_Auszug zum Lesen:_
......

Dan Tentler, Gründer der IT-Security-Beratungsfirma Phobos Group, hatte damals bereits festgestellt, dass Malware, die die “Doublepulsar”-Lücke ausnutzt, nach der Infektion darauf wartet, dass bestimmte Daten über Port 445 gesendet werden. Dieser Port wird seit Windows XP vom Microsoft Common Internet File System (CIFS) genutzt und sollte Empfehlungen von Sicherheitsexperten zufolge in der Firewall zumindest für eingehenden Traffic blockiert oder zumindest überwacht werden. In der Praxis ist das aber oft nicht der Fall, da er im Zusammenhang mit Datei- und Druckerfreigaben geöffnet wird.

Die Ransomware WannaCry hat sich innerhalb weniger Stunden explosionsartig ausgebreitet (Screenshot :silicon.de bei Twitter)
Die Ransomware WannaCry hat sich innerhalb weniger Stunden explosionsartig in nahezu allen Ländern ausgebreitet (Screenshot: silicon.de bei Twitter)

......

_Aufgaben und Übungen:_
[1] Welche Eigennamen kommen im ersten Absatz des Textes über WannaCry vor?
[2] Kannst du aus dem Text über WannaCry den Abschnitt von „Dan Tentler, Gründer“ bis „(Screenshot: silicon.de bei Twitter)“ wortgetreu abschreiben?

Datensätze aus einer Datenquelle:
......

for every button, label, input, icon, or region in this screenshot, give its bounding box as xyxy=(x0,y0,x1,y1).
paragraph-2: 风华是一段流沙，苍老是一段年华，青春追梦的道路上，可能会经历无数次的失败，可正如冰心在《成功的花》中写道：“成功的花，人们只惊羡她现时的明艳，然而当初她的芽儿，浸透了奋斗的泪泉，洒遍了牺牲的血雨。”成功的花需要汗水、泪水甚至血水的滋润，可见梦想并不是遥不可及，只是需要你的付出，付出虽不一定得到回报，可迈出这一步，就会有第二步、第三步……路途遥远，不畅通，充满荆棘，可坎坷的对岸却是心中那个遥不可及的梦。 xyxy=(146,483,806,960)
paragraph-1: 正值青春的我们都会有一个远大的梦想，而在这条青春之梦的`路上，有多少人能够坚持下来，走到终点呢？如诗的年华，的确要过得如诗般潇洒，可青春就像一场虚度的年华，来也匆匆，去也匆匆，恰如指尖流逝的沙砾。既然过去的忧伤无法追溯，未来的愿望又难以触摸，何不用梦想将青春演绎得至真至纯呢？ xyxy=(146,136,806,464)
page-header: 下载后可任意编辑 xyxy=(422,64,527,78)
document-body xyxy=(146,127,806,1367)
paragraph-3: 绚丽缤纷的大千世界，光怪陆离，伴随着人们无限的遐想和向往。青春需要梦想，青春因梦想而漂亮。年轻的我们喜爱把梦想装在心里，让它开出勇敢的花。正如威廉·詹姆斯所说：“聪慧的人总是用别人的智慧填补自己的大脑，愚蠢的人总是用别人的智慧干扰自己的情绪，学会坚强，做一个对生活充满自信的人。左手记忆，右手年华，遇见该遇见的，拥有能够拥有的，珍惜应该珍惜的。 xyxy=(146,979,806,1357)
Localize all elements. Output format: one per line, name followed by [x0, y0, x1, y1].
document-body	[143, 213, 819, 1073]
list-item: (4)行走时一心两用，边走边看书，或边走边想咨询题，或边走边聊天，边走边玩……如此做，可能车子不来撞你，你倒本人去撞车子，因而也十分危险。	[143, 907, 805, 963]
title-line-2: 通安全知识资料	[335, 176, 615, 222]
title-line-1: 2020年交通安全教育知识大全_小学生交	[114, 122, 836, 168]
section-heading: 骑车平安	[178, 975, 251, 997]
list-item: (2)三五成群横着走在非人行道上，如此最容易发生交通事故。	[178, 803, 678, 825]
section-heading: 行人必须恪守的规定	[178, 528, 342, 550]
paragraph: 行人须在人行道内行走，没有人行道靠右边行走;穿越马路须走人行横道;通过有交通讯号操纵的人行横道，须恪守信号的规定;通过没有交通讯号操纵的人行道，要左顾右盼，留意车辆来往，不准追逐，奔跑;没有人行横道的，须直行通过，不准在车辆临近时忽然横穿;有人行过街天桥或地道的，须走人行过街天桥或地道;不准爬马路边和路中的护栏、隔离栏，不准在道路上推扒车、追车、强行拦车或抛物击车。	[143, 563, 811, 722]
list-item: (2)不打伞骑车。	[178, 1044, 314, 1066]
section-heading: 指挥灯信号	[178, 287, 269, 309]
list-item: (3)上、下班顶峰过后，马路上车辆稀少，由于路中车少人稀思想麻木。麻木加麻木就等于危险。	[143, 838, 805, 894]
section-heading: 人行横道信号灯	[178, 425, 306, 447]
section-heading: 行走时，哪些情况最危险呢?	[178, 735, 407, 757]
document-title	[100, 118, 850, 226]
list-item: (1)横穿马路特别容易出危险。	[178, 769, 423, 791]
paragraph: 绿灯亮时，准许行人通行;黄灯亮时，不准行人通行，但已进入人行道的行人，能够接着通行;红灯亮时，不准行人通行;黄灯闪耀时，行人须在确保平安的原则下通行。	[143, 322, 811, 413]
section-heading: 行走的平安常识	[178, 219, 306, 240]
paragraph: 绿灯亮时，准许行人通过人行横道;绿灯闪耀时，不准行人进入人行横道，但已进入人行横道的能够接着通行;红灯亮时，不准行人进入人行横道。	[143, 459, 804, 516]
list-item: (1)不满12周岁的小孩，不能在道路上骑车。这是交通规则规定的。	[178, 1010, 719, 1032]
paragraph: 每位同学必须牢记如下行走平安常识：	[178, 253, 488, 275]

......

_Nummerierte Antworten:_
[1] Dan Tentler, Phobos Group, Doublepulsar, Windows XP, Microsoft Common Internet File System (CIFS)

[2]
Dan Tentler, Gründer der IT-Security-Beratungsfirma Phobos Group, hatte damals bereits festgestellt, dass Malware, die die “Doublepulsar”-Lücke ausnutzt, nach der Infektion darauf wartet, dass bestimmte Daten über Port 445 gesendet werden. Dieser Port wird seit Windows XP vom Microsoft Common Internet File System (CIFS) genutzt und sollte Empfehlungen von Sicherheitsexperten zufolge in der Firewall zumindest für eingehenden Traffic blockiert oder zumindest überwacht werden. In der Praxis ist das aber oft nicht der Fall, da er im Zusammenhang mit Datei- und Druckerfreigaben geöffnet wird.

Die Ransomware WannaCry hat sich innerhalb weniger Stunden explosionsartig ausgebreitet (Screenshot :silicon.de bei Twitter)
Die Ransomware WannaCry hat sich innerhalb weniger Stunden explosionsartig in nahezu allen Ländern ausgebreitet (Screenshot: silicon.de bei Twitter)